STATED TASK – Search the listing below for the string "Turkey" and copy every line where it occurs.

AVAILABLE RECORDS –

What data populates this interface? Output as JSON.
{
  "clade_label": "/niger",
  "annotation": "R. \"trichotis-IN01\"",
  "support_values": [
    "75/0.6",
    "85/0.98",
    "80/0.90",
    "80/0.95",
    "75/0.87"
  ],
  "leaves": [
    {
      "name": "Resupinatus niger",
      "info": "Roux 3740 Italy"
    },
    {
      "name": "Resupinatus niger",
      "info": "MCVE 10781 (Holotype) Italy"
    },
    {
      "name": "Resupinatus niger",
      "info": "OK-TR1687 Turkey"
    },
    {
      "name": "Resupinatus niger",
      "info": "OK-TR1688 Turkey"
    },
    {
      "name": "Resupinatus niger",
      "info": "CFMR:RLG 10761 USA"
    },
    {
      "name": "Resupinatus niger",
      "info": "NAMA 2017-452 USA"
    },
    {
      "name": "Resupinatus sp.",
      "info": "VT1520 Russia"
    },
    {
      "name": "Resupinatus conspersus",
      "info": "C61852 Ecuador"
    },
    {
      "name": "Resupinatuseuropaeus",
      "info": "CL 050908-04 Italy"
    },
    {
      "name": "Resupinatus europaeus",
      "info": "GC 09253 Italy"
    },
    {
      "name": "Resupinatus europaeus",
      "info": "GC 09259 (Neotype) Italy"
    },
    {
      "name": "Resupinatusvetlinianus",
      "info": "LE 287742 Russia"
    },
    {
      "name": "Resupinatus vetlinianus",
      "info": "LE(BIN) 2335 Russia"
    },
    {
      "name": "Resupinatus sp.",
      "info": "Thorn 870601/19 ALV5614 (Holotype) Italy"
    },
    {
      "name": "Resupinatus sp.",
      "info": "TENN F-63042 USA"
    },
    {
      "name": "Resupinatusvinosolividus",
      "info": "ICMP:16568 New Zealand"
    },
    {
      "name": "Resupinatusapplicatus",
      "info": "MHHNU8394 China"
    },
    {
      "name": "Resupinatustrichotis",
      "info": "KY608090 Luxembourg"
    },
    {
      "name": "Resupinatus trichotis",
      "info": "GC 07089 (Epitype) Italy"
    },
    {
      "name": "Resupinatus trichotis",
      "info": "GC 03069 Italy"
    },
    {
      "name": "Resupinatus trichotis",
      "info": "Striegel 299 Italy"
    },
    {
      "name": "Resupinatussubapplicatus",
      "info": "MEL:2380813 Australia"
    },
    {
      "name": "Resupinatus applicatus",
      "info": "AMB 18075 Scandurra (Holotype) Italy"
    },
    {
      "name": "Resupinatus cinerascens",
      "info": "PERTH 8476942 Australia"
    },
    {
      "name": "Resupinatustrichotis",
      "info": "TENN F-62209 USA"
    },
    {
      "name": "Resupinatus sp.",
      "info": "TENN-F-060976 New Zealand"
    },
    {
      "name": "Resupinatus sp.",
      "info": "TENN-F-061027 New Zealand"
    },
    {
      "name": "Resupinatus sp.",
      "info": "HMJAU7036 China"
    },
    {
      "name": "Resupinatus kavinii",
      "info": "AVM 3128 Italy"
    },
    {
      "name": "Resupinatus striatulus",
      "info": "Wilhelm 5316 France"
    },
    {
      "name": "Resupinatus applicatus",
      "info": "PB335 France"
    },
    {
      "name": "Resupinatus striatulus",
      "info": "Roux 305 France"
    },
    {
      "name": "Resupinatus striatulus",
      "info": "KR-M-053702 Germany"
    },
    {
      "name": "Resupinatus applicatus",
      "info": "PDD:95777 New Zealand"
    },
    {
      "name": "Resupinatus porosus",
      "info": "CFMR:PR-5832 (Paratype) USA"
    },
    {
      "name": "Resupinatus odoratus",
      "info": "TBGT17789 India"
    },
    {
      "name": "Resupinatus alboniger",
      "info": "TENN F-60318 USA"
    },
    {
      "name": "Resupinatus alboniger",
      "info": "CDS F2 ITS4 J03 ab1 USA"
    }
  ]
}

...

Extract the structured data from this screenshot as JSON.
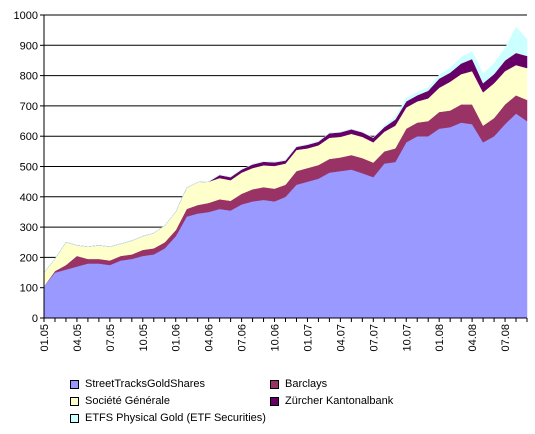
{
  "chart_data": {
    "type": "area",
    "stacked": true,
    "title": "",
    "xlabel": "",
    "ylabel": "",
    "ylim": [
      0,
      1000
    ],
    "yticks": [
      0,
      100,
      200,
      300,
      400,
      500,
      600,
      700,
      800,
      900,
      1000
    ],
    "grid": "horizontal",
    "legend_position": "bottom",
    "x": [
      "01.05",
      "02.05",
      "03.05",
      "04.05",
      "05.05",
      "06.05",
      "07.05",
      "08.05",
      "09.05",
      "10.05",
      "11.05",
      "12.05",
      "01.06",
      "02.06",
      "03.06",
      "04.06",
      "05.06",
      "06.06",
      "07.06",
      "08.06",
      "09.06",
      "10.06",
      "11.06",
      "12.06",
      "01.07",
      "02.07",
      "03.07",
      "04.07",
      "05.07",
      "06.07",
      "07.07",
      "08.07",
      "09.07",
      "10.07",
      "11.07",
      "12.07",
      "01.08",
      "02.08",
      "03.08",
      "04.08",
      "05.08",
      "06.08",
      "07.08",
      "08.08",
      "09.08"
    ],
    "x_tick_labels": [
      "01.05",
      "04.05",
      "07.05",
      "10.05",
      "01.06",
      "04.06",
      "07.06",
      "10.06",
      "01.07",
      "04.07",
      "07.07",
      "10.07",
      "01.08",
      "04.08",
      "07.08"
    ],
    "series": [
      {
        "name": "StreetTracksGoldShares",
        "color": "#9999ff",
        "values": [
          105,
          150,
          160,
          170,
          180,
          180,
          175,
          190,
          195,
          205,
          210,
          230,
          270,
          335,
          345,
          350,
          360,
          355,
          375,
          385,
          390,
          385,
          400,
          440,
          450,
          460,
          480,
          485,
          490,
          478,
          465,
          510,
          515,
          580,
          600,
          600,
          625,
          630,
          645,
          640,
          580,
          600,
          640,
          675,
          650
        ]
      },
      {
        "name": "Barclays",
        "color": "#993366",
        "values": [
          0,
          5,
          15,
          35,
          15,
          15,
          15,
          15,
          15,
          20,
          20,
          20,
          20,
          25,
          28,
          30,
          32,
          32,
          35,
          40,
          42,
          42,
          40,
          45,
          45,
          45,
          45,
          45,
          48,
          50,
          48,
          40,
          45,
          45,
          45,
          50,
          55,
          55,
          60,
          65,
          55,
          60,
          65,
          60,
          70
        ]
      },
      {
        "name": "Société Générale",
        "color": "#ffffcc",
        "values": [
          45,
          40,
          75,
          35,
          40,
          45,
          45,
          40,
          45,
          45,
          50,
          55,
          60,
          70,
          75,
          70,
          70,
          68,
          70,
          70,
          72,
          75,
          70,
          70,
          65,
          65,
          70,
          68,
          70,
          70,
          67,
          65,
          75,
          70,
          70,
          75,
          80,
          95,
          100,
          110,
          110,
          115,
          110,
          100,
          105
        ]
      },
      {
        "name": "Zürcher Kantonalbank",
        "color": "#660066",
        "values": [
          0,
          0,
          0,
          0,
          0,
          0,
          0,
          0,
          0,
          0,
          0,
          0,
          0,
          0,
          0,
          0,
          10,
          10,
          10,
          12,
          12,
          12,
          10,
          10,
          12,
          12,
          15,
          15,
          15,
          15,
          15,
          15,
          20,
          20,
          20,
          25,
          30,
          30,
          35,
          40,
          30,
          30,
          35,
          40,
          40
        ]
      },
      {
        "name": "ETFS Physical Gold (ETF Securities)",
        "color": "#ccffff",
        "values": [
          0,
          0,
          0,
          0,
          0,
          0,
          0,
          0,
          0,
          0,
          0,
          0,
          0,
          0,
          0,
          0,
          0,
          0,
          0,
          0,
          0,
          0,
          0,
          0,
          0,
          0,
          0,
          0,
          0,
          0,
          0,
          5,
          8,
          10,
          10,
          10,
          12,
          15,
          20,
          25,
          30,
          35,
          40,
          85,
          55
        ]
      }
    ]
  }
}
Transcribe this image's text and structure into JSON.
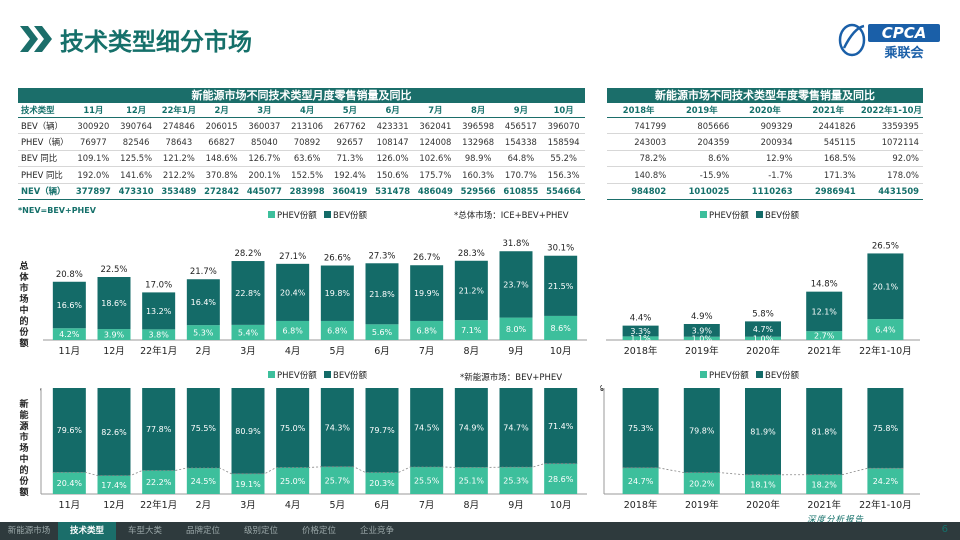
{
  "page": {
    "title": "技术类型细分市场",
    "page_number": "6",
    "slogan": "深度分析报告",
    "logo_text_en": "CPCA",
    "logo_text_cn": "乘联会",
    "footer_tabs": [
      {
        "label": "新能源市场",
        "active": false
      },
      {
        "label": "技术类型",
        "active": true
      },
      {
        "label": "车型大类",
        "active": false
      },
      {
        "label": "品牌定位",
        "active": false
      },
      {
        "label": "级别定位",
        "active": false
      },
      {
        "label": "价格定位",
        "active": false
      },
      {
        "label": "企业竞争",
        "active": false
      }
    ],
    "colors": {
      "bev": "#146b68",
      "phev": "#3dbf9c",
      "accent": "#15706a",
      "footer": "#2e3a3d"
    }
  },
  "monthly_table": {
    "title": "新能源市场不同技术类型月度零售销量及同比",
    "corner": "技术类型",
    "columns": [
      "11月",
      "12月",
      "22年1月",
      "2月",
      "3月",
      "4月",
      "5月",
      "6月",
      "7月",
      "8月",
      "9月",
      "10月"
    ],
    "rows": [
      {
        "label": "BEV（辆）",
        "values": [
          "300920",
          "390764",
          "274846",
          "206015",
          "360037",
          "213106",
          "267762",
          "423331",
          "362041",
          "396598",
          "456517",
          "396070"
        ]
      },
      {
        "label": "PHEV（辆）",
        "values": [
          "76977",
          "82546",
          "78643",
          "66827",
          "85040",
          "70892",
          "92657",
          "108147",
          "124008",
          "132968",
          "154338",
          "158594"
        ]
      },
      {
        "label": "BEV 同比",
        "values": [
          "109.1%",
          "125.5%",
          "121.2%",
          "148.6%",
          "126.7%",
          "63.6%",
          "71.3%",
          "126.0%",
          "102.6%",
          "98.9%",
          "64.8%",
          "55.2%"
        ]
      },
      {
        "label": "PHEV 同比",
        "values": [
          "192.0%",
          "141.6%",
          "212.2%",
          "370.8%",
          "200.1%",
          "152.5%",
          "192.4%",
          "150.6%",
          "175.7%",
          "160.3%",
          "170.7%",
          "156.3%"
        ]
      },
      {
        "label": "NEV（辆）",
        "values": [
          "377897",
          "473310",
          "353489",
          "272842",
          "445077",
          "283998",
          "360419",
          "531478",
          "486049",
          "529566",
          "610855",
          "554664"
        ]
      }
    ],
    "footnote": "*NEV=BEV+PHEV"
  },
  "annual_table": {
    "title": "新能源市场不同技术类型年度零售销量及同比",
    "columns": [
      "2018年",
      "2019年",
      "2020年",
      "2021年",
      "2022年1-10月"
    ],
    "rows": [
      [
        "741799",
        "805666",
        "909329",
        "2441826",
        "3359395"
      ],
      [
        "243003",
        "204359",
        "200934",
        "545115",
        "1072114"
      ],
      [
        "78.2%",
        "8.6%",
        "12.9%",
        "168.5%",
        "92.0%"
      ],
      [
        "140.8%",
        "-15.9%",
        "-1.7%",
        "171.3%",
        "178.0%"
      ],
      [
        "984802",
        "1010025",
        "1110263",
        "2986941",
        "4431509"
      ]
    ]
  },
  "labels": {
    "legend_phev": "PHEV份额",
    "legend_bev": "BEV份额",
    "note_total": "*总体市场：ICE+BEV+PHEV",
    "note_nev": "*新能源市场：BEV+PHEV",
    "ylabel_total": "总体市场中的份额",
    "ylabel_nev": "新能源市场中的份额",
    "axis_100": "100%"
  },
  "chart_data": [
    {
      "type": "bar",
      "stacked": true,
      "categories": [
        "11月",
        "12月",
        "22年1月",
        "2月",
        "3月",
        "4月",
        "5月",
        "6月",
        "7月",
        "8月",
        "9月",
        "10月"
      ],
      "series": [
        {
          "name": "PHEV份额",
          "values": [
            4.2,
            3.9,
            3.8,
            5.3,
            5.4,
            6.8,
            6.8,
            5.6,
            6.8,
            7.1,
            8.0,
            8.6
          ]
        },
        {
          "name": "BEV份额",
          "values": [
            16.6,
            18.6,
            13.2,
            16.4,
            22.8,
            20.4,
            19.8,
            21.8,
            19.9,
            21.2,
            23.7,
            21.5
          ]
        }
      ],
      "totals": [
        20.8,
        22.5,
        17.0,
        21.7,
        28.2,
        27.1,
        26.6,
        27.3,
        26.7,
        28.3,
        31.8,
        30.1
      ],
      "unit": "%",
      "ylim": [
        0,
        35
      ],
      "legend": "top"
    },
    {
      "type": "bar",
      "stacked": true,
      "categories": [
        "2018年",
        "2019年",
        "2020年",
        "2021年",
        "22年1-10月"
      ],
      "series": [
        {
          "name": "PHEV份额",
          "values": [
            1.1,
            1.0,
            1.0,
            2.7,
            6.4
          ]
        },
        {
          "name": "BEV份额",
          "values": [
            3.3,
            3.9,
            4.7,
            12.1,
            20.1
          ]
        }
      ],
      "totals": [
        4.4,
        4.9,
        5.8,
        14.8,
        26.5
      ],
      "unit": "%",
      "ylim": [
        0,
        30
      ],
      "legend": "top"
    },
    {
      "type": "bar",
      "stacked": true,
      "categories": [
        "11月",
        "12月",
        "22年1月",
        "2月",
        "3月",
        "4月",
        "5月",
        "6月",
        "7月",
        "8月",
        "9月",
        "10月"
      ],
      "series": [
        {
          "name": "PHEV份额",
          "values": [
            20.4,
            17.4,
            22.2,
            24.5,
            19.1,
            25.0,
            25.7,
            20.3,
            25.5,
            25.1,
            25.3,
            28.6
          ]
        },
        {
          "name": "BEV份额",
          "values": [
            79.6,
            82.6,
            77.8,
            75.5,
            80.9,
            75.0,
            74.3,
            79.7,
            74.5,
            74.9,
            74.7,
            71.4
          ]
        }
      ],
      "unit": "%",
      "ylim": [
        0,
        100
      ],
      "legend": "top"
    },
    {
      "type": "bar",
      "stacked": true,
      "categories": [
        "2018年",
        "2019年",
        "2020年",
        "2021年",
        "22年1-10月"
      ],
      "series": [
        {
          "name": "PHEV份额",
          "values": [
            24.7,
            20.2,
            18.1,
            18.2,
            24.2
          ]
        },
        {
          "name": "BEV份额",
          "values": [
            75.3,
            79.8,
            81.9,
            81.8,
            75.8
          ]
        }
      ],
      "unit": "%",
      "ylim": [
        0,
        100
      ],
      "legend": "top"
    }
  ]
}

REPLY TO THE EXERCISE –
      "info": "OK-TR1687 Turkey"
      "info": "OK-TR1688 Turkey"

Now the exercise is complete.